>>>

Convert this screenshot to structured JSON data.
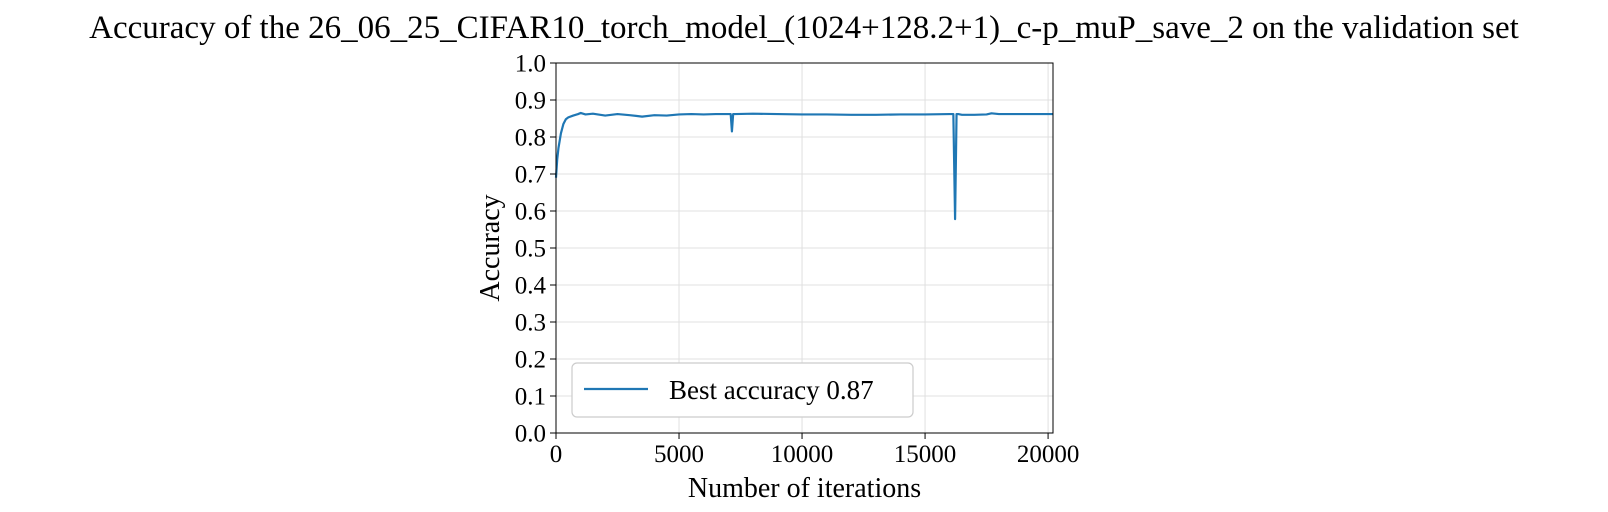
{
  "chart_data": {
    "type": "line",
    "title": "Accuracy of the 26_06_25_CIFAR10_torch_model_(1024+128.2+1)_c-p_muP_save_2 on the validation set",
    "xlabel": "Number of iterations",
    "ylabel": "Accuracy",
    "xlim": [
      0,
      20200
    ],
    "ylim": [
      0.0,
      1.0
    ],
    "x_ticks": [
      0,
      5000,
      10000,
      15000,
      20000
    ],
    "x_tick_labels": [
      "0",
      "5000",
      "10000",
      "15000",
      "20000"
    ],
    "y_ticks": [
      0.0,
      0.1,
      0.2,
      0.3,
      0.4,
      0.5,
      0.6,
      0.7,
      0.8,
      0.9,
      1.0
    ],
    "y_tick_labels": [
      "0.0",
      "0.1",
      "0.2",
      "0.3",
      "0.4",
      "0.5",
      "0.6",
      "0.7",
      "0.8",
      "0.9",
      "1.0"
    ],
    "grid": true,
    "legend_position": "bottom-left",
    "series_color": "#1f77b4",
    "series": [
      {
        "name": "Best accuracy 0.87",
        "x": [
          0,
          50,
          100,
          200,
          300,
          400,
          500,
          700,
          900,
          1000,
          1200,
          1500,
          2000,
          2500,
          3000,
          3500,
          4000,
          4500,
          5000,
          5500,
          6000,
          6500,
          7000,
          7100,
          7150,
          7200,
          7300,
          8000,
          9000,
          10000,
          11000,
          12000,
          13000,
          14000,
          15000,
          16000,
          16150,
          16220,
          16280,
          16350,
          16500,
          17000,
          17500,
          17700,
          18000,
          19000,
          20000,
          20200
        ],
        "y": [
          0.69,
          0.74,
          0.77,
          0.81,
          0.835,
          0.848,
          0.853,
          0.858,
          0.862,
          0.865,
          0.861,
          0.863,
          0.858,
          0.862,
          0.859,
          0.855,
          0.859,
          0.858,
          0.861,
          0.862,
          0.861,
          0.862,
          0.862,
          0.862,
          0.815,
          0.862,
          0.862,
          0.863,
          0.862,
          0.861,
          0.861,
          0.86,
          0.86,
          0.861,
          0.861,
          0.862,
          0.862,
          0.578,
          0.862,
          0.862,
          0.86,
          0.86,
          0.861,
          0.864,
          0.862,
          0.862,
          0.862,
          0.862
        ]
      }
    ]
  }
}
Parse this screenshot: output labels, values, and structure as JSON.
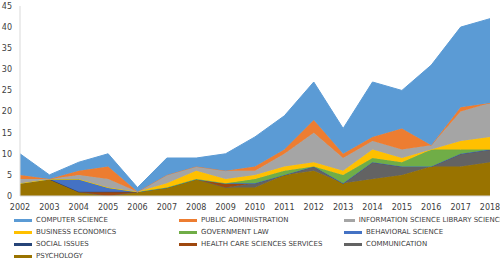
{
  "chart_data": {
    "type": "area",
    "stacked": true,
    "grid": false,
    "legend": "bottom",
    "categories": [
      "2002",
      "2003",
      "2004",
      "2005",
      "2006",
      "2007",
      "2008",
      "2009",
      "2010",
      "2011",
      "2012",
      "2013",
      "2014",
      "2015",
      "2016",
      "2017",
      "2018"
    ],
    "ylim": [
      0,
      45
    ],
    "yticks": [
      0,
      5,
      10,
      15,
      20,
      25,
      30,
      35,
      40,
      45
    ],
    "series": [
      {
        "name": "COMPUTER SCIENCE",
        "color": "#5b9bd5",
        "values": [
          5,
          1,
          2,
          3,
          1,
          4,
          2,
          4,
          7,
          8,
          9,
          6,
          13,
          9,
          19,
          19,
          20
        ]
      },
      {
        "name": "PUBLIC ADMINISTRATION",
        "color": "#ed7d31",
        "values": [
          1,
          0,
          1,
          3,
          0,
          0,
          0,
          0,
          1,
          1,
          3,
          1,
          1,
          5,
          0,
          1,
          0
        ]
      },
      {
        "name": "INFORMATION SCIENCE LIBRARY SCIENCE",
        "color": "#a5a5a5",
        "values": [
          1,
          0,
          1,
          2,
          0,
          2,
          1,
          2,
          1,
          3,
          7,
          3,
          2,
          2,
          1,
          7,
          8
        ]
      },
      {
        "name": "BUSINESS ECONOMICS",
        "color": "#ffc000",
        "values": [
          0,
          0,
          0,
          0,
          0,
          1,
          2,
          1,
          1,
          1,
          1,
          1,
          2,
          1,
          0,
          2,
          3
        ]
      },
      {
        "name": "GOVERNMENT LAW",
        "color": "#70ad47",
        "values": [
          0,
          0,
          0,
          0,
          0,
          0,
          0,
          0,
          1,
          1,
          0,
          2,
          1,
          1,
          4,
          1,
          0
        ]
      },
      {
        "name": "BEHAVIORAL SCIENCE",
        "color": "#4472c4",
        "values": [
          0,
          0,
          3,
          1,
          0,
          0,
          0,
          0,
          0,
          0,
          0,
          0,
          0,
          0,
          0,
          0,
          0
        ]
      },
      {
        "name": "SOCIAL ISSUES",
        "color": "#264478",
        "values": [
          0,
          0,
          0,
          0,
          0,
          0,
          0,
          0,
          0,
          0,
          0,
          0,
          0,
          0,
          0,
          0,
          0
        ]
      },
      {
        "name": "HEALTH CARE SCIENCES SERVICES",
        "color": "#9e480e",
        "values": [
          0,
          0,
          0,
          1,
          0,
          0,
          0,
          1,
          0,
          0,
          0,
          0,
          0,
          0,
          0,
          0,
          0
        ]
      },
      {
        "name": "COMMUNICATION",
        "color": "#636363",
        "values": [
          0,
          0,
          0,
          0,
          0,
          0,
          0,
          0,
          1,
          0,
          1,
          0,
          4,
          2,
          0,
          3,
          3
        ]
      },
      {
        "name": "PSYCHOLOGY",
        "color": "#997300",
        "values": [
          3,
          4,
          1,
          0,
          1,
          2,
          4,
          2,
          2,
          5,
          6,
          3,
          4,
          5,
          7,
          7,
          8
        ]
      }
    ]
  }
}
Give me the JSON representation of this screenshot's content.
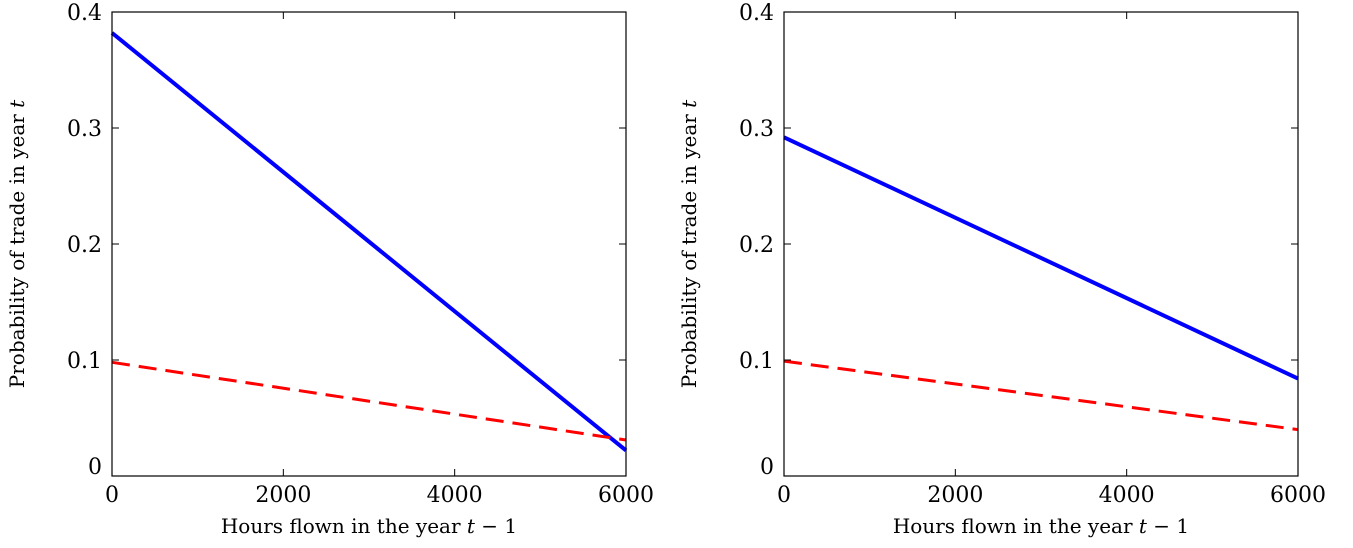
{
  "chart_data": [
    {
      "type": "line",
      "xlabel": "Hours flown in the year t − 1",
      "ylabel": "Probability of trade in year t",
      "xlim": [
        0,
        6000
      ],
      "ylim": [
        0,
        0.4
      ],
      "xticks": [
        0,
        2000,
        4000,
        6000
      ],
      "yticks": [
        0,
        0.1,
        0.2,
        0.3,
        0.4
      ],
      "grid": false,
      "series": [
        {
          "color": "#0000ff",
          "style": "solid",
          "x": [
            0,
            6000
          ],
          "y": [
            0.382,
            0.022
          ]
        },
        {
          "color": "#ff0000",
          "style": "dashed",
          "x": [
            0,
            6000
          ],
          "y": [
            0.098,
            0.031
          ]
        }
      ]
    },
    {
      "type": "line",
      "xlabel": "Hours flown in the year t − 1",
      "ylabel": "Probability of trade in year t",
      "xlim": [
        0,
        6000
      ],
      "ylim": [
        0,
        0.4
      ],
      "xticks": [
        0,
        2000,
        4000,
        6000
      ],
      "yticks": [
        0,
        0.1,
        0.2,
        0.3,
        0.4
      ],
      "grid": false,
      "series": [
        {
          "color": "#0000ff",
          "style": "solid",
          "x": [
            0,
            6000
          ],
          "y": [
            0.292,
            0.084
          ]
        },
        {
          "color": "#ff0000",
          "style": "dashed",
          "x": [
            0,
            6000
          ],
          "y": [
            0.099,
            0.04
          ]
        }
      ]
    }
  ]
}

<<<

◆ Problem ◆
Return the whole listing, word for word, and leave out every picture.

◆ Correct answer ◆
Convert this screenshot to structured JSON data.
{
  "chart_data": {
    "type": "line",
    "title": "Accuracy of the 26_06_25_CIFAR10_torch_model_(1024+128.2+1)_c-p_muP_save_2 on the validation set",
    "xlabel": "Number of iterations",
    "ylabel": "Accuracy",
    "xlim": [
      0,
      20200
    ],
    "ylim": [
      0.0,
      1.0
    ],
    "x_ticks": [
      0,
      5000,
      10000,
      15000,
      20000
    ],
    "x_tick_labels": [
      "0",
      "5000",
      "10000",
      "15000",
      "20000"
    ],
    "y_ticks": [
      0.0,
      0.1,
      0.2,
      0.3,
      0.4,
      0.5,
      0.6,
      0.7,
      0.8,
      0.9,
      1.0
    ],
    "y_tick_labels": [
      "0.0",
      "0.1",
      "0.2",
      "0.3",
      "0.4",
      "0.5",
      "0.6",
      "0.7",
      "0.8",
      "0.9",
      "1.0"
    ],
    "grid": true,
    "legend_position": "bottom-left",
    "series_color": "#1f77b4",
    "series": [
      {
        "name": "Best accuracy 0.87",
        "x": [
          0,
          50,
          100,
          200,
          300,
          400,
          500,
          700,
          900,
          1000,
          1200,
          1500,
          2000,
          2500,
          3000,
          3500,
          4000,
          4500,
          5000,
          5500,
          6000,
          6500,
          7000,
          7100,
          7150,
          7200,
          7300,
          8000,
          9000,
          10000,
          11000,
          12000,
          13000,
          14000,
          15000,
          16000,
          16150,
          16220,
          16280,
          16350,
          16500,
          17000,
          17500,
          17700,
          18000,
          19000,
          20000,
          20200
        ],
        "y": [
          0.69,
          0.74,
          0.77,
          0.81,
          0.835,
          0.848,
          0.853,
          0.858,
          0.862,
          0.865,
          0.861,
          0.863,
          0.858,
          0.862,
          0.859,
          0.855,
          0.859,
          0.858,
          0.861,
          0.862,
          0.861,
          0.862,
          0.862,
          0.862,
          0.815,
          0.862,
          0.862,
          0.863,
          0.862,
          0.861,
          0.861,
          0.86,
          0.86,
          0.861,
          0.861,
          0.862,
          0.862,
          0.578,
          0.862,
          0.862,
          0.86,
          0.86,
          0.861,
          0.864,
          0.862,
          0.862,
          0.862,
          0.862
        ]
      }
    ]
  }
}
Parse this screenshot: output labels, values, and structure as JSON.
{
  "chart_data": {
    "type": "area",
    "stacked": true,
    "grid": false,
    "legend": "bottom",
    "categories": [
      "2002",
      "2003",
      "2004",
      "2005",
      "2006",
      "2007",
      "2008",
      "2009",
      "2010",
      "2011",
      "2012",
      "2013",
      "2014",
      "2015",
      "2016",
      "2017",
      "2018"
    ],
    "ylim": [
      0,
      45
    ],
    "yticks": [
      0,
      5,
      10,
      15,
      20,
      25,
      30,
      35,
      40,
      45
    ],
    "series": [
      {
        "name": "COMPUTER SCIENCE",
        "color": "#5b9bd5",
        "values": [
          5,
          1,
          2,
          3,
          1,
          4,
          2,
          4,
          7,
          8,
          9,
          6,
          13,
          9,
          19,
          19,
          20
        ]
      },
      {
        "name": "PUBLIC ADMINISTRATION",
        "color": "#ed7d31",
        "values": [
          1,
          0,
          1,
          3,
          0,
          0,
          0,
          0,
          1,
          1,
          3,
          1,
          1,
          5,
          0,
          1,
          0
        ]
      },
      {
        "name": "INFORMATION SCIENCE LIBRARY SCIENCE",
        "color": "#a5a5a5",
        "values": [
          1,
          0,
          1,
          2,
          0,
          2,
          1,
          2,
          1,
          3,
          7,
          3,
          2,
          2,
          1,
          7,
          8
        ]
      },
      {
        "name": "BUSINESS ECONOMICS",
        "color": "#ffc000",
        "values": [
          0,
          0,
          0,
          0,
          0,
          1,
          2,
          1,
          1,
          1,
          1,
          1,
          2,
          1,
          0,
          2,
          3
        ]
      },
      {
        "name": "GOVERNMENT LAW",
        "color": "#70ad47",
        "values": [
          0,
          0,
          0,
          0,
          0,
          0,
          0,
          0,
          1,
          1,
          0,
          2,
          1,
          1,
          4,
          1,
          0
        ]
      },
      {
        "name": "BEHAVIORAL SCIENCE",
        "color": "#4472c4",
        "values": [
          0,
          0,
          3,
          1,
          0,
          0,
          0,
          0,
          0,
          0,
          0,
          0,
          0,
          0,
          0,
          0,
          0
        ]
      },
      {
        "name": "SOCIAL ISSUES",
        "color": "#264478",
        "values": [
          0,
          0,
          0,
          0,
          0,
          0,
          0,
          0,
          0,
          0,
          0,
          0,
          0,
          0,
          0,
          0,
          0
        ]
      },
      {
        "name": "HEALTH CARE SCIENCES SERVICES",
        "color": "#9e480e",
        "values": [
          0,
          0,
          0,
          1,
          0,
          0,
          0,
          1,
          0,
          0,
          0,
          0,
          0,
          0,
          0,
          0,
          0
        ]
      },
      {
        "name": "COMMUNICATION",
        "color": "#636363",
        "values": [
          0,
          0,
          0,
          0,
          0,
          0,
          0,
          0,
          1,
          0,
          1,
          0,
          4,
          2,
          0,
          3,
          3
        ]
      },
      {
        "name": "PSYCHOLOGY",
        "color": "#997300",
        "values": [
          3,
          4,
          1,
          0,
          1,
          2,
          4,
          2,
          2,
          5,
          6,
          3,
          4,
          5,
          7,
          7,
          8
        ]
      }
    ]
  }
}
Give me the JSON representation of this screenshot's content.
{
  "chart_data": [
    {
      "type": "line",
      "xlabel": "Hours flown in the year t − 1",
      "ylabel": "Probability of trade in year t",
      "xlim": [
        0,
        6000
      ],
      "ylim": [
        0,
        0.4
      ],
      "xticks": [
        0,
        2000,
        4000,
        6000
      ],
      "yticks": [
        0,
        0.1,
        0.2,
        0.3,
        0.4
      ],
      "grid": false,
      "series": [
        {
          "color": "#0000ff",
          "style": "solid",
          "x": [
            0,
            6000
          ],
          "y": [
            0.382,
            0.022
          ]
        },
        {
          "color": "#ff0000",
          "style": "dashed",
          "x": [
            0,
            6000
          ],
          "y": [
            0.098,
            0.031
          ]
        }
      ]
    },
    {
      "type": "line",
      "xlabel": "Hours flown in the year t − 1",
      "ylabel": "Probability of trade in year t",
      "xlim": [
        0,
        6000
      ],
      "ylim": [
        0,
        0.4
      ],
      "xticks": [
        0,
        2000,
        4000,
        6000
      ],
      "yticks": [
        0,
        0.1,
        0.2,
        0.3,
        0.4
      ],
      "grid": false,
      "series": [
        {
          "color": "#0000ff",
          "style": "solid",
          "x": [
            0,
            6000
          ],
          "y": [
            0.292,
            0.084
          ]
        },
        {
          "color": "#ff0000",
          "style": "dashed",
          "x": [
            0,
            6000
          ],
          "y": [
            0.099,
            0.04
          ]
        }
      ]
    }
  ]
}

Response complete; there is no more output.